Problem details:
Will you quote all of the entries, word for word?

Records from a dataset
◇ ◇ ◇ ◇

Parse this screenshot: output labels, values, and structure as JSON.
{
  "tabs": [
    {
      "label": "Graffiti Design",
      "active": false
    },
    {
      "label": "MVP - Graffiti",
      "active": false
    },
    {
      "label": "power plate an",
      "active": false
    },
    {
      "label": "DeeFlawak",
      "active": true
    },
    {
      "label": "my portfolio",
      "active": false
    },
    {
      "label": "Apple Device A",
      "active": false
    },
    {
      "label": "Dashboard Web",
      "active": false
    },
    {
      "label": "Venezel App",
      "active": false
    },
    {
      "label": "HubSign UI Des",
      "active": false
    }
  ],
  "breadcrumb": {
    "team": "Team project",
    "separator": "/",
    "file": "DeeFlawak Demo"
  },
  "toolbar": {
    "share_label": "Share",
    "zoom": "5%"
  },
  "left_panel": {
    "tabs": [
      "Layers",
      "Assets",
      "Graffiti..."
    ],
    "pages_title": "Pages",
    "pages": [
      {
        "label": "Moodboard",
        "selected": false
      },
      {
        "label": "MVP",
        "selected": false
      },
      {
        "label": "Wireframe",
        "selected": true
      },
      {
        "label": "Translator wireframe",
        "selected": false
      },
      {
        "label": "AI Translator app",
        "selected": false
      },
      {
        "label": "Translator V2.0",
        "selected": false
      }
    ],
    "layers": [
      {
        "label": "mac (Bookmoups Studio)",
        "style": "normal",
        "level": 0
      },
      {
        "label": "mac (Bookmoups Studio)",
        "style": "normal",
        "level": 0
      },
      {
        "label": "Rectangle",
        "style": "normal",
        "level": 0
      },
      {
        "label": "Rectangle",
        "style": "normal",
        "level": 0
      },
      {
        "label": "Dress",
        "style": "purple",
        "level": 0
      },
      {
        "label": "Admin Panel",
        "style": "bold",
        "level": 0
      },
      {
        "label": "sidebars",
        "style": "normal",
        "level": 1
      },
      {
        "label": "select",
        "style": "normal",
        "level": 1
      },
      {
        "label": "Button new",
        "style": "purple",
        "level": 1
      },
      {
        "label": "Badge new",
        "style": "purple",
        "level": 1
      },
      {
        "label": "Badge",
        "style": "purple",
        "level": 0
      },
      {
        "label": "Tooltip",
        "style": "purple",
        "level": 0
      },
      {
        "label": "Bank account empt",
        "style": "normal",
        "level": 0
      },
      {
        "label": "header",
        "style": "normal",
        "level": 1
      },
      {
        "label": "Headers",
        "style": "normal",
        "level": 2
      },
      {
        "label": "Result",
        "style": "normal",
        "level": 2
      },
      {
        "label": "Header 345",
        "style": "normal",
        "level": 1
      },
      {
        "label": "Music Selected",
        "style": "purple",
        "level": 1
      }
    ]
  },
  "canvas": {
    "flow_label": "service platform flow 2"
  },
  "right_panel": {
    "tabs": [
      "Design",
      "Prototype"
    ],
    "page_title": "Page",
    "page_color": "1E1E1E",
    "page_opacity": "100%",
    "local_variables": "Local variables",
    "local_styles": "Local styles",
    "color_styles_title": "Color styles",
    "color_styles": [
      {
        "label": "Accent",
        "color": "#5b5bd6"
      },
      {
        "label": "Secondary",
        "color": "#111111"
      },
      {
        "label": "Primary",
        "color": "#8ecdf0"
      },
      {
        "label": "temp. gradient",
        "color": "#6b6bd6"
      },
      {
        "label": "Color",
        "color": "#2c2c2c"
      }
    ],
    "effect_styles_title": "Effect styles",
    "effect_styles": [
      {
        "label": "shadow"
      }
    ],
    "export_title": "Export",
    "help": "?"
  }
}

◇ ◇ ◇ ◇

The answer:
Parse this screenshot: output labels, values, and structure as JSON.
{
  "tabs": [
    {
      "label": "Graffiti Design",
      "active": false
    },
    {
      "label": "MVP - Graffiti",
      "active": false
    },
    {
      "label": "power plate an",
      "active": false
    },
    {
      "label": "DeeFlawak",
      "active": true
    },
    {
      "label": "my portfolio",
      "active": false
    },
    {
      "label": "Apple Device A",
      "active": false
    },
    {
      "label": "Dashboard Web",
      "active": false
    },
    {
      "label": "Venezel App",
      "active": false
    },
    {
      "label": "HubSign UI Des",
      "active": false
    }
  ],
  "breadcrumb": {
    "team": "Team project",
    "separator": "/",
    "file": "DeeFlawak Demo"
  },
  "toolbar": {
    "share_label": "Share",
    "zoom": "5%"
  },
  "left_panel": {
    "tabs": [
      "Layers",
      "Assets",
      "Graffiti..."
    ],
    "pages_title": "Pages",
    "pages": [
      {
        "label": "Moodboard",
        "selected": false
      },
      {
        "label": "MVP",
        "selected": false
      },
      {
        "label": "Wireframe",
        "selected": true
      },
      {
        "label": "Translator wireframe",
        "selected": false
      },
      {
        "label": "AI Translator app",
        "selected": false
      },
      {
        "label": "Translator V2.0",
        "selected": false
      }
    ],
    "layers": [
      {
        "label": "mac (Bookmoups Studio)",
        "style": "normal",
        "level": 0
      },
      {
        "label": "mac (Bookmoups Studio)",
        "style": "normal",
        "level": 0
      },
      {
        "label": "Rectangle",
        "style": "normal",
        "level": 0
      },
      {
        "label": "Rectangle",
        "style": "normal",
        "level": 0
      },
      {
        "label": "Dress",
        "style": "purple",
        "level": 0
      },
      {
        "label": "Admin Panel",
        "style": "bold",
        "level": 0
      },
      {
        "label": "sidebars",
        "style": "normal",
        "level": 1
      },
      {
        "label": "select",
        "style": "normal",
        "level": 1
      },
      {
        "label": "Button new",
        "style": "purple",
        "level": 1
      },
      {
        "label": "Badge new",
        "style": "purple",
        "level": 1
      },
      {
        "label": "Badge",
        "style": "purple",
        "level": 0
      },
      {
        "label": "Tooltip",
        "style": "purple",
        "level": 0
      },
      {
        "label": "Bank account empt",
        "style": "normal",
        "level": 0
      },
      {
        "label": "header",
        "style": "normal",
        "level": 1
      },
      {
        "label": "Headers",
        "style": "normal",
        "level": 2
      },
      {
        "label": "Result",
        "style": "normal",
        "level": 2
      },
      {
        "label": "Header 345",
        "style": "normal",
        "level": 1
      },
      {
        "label": "Music Selected",
        "style": "purple",
        "level": 1
      }
    ]
  },
  "canvas": {
    "flow_label": "service platform flow 2"
  },
  "right_panel": {
    "tabs": [
      "Design",
      "Prototype"
    ],
    "page_title": "Page",
    "page_color": "1E1E1E",
    "page_opacity": "100%",
    "local_variables": "Local variables",
    "local_styles": "Local styles",
    "color_styles_title": "Color styles",
    "color_styles": [
      {
        "label": "Accent",
        "color": "#5b5bd6"
      },
      {
        "label": "Secondary",
        "color": "#111111"
      },
      {
        "label": "Primary",
        "color": "#8ecdf0"
      },
      {
        "label": "temp. gradient",
        "color": "#6b6bd6"
      },
      {
        "label": "Color",
        "color": "#2c2c2c"
      }
    ],
    "effect_styles_title": "Effect styles",
    "effect_styles": [
      {
        "label": "shadow"
      }
    ],
    "export_title": "Export",
    "help": "?"
  }
}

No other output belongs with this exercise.